Reading text ->
· · ·
USA TODAY - February 8, 2000

By Jefferson Graham
USA TODAY

HOLLYWOOD -- Get the Emmys ready: Tyne Daly's back in prime time.

In the record books as the most honored dramatic actress in Emmy history, with five statues for her work on Cagney & Lacey and Christy, Daly is winning raves and ratings as Maxine Gray, the tough-talking mom and social worker on CBS' Judging Amy.

"I'm loving it," Daly says in an interview in her production trailer. "But it's the same old (TV) thing. There's never enough time, never enough money and all that, but the payoff is that you get to see what you did once a week. You get to find out whether what you did is a solid piece of furniture or a three-legged table."

So far there's no wobbling: Judging Amy is the season's top-rated new drama. Amy (Tuesdays, 10 p.m. ET/PT) stars Amy Brenneman as Amy Gray, a juvenile court judge who lives with her daughter, Lauren, and mom, Maxine, in Hartford, Conn. Brenneman's own mother, Frederica, was a juvenile court judge there and inspired the series.
· · ·
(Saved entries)
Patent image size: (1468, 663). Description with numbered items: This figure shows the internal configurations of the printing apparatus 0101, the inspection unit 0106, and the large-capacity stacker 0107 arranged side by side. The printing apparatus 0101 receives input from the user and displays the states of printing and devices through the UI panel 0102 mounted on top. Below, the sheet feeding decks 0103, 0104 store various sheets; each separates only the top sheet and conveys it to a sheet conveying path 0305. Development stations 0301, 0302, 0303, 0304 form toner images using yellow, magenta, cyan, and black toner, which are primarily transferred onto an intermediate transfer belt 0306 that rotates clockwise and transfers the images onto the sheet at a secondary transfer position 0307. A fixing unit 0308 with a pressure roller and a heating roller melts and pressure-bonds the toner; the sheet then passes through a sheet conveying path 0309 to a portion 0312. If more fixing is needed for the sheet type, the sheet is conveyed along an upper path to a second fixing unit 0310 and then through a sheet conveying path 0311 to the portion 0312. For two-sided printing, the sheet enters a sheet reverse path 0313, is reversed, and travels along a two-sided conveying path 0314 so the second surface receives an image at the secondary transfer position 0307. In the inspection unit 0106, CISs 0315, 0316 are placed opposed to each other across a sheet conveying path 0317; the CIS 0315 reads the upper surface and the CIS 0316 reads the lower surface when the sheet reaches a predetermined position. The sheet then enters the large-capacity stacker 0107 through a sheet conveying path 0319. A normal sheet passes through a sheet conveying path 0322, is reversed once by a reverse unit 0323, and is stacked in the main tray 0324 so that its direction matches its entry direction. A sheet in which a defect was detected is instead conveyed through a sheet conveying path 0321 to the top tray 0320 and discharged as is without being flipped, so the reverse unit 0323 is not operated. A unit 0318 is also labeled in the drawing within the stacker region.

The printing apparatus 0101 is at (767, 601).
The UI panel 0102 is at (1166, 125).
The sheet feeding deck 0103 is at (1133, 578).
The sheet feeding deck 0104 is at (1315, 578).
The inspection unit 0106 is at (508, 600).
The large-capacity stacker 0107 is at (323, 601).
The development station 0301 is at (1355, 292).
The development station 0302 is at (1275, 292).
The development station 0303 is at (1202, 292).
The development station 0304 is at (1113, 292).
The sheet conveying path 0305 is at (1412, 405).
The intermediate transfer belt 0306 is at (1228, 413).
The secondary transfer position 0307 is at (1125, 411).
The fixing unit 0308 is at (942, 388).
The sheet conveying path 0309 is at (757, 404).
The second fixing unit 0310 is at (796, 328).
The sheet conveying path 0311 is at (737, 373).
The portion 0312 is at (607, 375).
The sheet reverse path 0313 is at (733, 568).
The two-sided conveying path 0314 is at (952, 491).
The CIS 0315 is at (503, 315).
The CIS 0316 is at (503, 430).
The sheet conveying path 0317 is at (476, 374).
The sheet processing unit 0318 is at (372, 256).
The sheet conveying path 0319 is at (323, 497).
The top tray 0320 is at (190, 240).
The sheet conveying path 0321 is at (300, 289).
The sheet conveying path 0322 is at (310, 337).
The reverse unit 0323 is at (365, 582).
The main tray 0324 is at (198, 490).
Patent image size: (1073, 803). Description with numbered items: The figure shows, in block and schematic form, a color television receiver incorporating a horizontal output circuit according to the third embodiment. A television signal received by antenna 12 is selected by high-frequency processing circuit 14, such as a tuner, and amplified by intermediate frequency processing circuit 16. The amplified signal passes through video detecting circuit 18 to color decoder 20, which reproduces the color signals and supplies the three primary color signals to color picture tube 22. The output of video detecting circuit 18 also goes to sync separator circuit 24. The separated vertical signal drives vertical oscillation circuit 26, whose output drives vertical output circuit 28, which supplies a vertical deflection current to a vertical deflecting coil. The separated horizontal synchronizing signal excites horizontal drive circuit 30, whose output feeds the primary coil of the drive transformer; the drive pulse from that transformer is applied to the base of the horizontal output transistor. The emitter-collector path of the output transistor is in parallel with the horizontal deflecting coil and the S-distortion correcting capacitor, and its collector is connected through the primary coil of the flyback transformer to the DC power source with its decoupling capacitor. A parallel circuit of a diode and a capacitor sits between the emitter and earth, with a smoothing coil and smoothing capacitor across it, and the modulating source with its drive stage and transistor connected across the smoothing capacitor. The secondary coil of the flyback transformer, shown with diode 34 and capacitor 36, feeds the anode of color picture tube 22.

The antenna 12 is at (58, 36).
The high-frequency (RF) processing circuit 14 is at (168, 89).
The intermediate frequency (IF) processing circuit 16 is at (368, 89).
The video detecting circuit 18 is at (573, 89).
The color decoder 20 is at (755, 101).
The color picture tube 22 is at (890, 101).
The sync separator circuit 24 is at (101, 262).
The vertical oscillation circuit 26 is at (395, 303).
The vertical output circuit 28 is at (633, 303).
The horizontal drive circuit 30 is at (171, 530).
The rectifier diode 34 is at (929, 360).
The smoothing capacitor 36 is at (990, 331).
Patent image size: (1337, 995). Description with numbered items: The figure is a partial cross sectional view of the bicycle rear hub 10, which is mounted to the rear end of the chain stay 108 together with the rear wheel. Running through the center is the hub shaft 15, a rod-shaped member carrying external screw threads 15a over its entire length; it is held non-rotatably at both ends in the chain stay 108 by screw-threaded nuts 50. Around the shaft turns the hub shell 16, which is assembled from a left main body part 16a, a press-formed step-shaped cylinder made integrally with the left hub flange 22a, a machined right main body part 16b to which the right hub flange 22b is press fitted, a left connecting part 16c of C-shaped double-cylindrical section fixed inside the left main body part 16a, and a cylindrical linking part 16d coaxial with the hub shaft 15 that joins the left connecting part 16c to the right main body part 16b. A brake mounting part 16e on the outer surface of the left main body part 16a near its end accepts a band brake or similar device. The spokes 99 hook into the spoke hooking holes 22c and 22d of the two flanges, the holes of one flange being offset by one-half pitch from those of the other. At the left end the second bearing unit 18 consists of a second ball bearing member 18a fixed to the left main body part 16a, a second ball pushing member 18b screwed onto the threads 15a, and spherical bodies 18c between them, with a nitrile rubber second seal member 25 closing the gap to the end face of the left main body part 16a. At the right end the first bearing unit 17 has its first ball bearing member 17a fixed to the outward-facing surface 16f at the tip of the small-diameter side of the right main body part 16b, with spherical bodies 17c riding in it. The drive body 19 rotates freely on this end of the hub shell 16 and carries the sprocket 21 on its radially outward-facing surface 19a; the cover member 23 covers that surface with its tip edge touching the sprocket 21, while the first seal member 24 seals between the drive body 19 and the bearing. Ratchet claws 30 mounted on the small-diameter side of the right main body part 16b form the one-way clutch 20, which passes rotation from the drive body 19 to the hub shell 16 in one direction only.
· · ·
Try it -> According to the Tyne Daly article, what character does Daly play on Judging Amy?

Reply to the task -> Maxine Gray, the tough-talking mom and social worker.